■ 本文:
###
畳み込み計算機
二つの数値列の離散線形畳み込みを計算し、信号処理や数学的解析に活用できます。
離散畳み込み
各有限数列をカンマ区切りの数値で入力してください。
畳み込みについて
畳み込みは二つの数列を組み合わせ、一方のパターンが他方をどのように変化させ、フィルタリングし、重なり合うかを表します。有限離散数列では、一方の数列を他方に沿ってずらしたときの積の和が各出力サンプルになります。一つ目の長さが m、二つ目が n の場合、完全な線形畳み込みの長さは m + n - 1 です。この計算機は全体を計算し、最初の重なりから最後の重なりまで順に表示します。
畳み込みはデジタル信号処理の各所で使われます。線形時不変システムでは、サンプリングされた入力信号とシステムのインパルス応答の畳み込みが出力になります。音声イコライザー、平滑化フィルター、エコーモデル、画像カーネル、通信路などに応用されています。確率論では独立な確率変数の和の分布を求める際にも使い、多項式の乗算も同じ係数ごとの計算パターンを用います。
出力サンプルを求めるには、添字の和がそのサンプルの添字になる値同士を組にし、それぞれを掛けて合計します。両端付近では重なる値が少なく、中央では多くの値が寄与します。整数、小数、負数に対応しているため、特別な記法なしで多くの実用的な有限信号を扱えます。計算するのは線形畳み込みであり、巡回畳み込みではありません。巡回畳み込みは固定周期で添字を折り返すため、異なる結果になることがあります。
畳み込みには交換法則があるので、二つの入力を入れ替えても出力は変わりません。結合法則と分配法則も成り立ち、直列接続したフィルターや分解したシステムの解析に役立ちます。値が一のサンプルだけからなるインパルスは単位元となり、どの数列と畳み込んでも元の数列を返します。どちらかの入力を一定倍すると、すべての出力も同じ倍率になります。
表示結果は、授業の演習、簡単なフィルター確認、手計算の照合に使えるサンプル一覧です。非常に長い数列は高速フーリエ変換で処理することが多い一方、ここで入力するような短い数列には直接和を求める方法が明快で確実です。サンプルの順序を統一し、意味のある遅延を表すゼロは省略せず入力してください。
###
■ 抜粋資料:

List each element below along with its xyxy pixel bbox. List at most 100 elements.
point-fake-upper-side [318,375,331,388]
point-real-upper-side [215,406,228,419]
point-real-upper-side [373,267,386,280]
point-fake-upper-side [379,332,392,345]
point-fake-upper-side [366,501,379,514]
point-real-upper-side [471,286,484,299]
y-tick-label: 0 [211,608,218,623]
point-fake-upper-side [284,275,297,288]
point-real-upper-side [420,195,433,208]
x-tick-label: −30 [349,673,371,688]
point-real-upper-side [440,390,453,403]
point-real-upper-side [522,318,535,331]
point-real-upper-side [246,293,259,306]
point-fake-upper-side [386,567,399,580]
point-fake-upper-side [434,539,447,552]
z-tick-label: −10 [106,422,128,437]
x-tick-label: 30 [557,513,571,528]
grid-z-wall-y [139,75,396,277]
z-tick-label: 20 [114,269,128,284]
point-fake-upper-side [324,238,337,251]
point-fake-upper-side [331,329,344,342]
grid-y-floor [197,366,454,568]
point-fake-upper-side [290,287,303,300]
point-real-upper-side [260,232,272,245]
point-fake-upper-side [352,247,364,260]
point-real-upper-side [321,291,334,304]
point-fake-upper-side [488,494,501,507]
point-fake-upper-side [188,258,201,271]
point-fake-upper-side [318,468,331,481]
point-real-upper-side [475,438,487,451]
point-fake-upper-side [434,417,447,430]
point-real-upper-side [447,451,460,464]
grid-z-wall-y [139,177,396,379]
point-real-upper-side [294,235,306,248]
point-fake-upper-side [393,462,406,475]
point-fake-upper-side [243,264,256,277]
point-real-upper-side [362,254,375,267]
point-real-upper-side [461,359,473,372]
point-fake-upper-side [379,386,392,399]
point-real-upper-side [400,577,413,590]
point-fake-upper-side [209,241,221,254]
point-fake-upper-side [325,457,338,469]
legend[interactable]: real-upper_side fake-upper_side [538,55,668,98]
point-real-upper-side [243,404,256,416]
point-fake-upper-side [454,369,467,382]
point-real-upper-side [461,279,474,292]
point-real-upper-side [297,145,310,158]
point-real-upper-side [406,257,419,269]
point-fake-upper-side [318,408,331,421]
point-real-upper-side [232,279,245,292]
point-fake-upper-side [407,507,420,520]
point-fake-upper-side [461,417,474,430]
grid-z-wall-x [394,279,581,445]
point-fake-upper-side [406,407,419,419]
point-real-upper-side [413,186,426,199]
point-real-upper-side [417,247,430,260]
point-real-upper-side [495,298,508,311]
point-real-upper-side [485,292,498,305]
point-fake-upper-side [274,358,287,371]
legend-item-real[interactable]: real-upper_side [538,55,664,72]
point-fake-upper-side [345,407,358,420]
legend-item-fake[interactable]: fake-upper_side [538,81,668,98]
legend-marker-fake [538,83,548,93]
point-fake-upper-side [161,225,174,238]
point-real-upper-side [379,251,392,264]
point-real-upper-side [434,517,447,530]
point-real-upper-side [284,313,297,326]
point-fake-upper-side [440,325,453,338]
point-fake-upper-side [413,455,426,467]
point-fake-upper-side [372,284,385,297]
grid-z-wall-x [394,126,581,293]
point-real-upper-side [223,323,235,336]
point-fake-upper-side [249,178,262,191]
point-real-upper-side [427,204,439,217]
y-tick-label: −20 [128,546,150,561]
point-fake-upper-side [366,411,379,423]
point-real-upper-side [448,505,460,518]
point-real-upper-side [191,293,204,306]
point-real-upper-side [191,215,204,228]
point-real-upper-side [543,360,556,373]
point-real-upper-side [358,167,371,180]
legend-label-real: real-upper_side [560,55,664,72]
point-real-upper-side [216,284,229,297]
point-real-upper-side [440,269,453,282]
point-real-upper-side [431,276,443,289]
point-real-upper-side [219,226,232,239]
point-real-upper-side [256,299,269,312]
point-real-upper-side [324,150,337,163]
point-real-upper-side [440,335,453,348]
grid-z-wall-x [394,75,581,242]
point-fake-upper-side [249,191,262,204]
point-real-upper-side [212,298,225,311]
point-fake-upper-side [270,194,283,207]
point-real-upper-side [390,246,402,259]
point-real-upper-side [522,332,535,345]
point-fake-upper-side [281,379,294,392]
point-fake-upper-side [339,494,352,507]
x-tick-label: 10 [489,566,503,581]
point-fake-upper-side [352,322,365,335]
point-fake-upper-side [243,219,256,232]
###
■ 作業内容 1: 畳み込みを説明した本文のうち、「畳み込みはデジタル信号処理の」で始まり「る結果になることがあります。」で終わる部分を一字一句そのまま書き写してください。
■ 作業内容 2: 畳み込みを説明した本文の続きを、最後の文の後から書き足してください。
資料は本文とは無関係の別個のものです。

■ 解答 1:
畳み込みはデジタル信号処理の各所で使われます。線形時不変システムでは、サンプリングされた入力信号とシステムのインパルス応答の畳み込みが出力になります。音声イコライザー、平滑化フィルター、エコーモデル、画像カーネル、通信路などに応用されています。確率論では独立な確率変数の和の分布を求める際にも使い、多項式の乗算も同じ係数ごとの計算パターンを用います。
出力サンプルを求めるには、添字の和がそのサンプルの添字になる値同士を組にし、それぞれを掛けて合計します。両端付近では重なる値が少なく、中央では多くの値が寄与します。整数、小数、負数に対応しているため、特別な記法なしで多くの実用的な有限信号を扱えます。計算するのは線形畳み込みであり、巡回畳み込みではありません。巡回畳み込みは固定周期で添字を折り返すため、異なる結果になることがあります。

■ 解答 2:
畳み込みの例
| 入力数列 | 出力数列 | 解釈 |
|---|---|---|
| [1, 2, 3] と [1, 1] | [1, 3, 5, 3] | 二サンプルの移動和 |
| [1, 0, 2] と [2, 1] | [2, 1, 4, 2] | ゼロのサンプルを含む数列 |
| [2, -1] と [3, 4] | [6, 5, -4] | 符号付きの値にも対応 |
畳み込みの計算方法
- 一つ目の数列をサンプル順に、各数値をカンマで区切って入力します。
- 二つ目の数列も同じカンマ区切り形式で入力します。
- 「畳み込みを計算」を選び、すべての有効な重なりの積を合計します。
- 完全な出力数列を左から右へ読み取ります。
よくある質問
どの種類の畳み込みを計算しますか?
二つの有限数列について、離散線形畳み込みの全出力を計算します。巡回畳み込みのようにサンプルを折り返すことはありません。
出力がどちらの入力よりも長いのはなぜですか?
長さ m と長さ n の数列を畳み込むと、m + n - 1 個のサンプルが得られます。追加のサンプルは両端での部分的な重なりを表します。
負数や小数も入力できますか?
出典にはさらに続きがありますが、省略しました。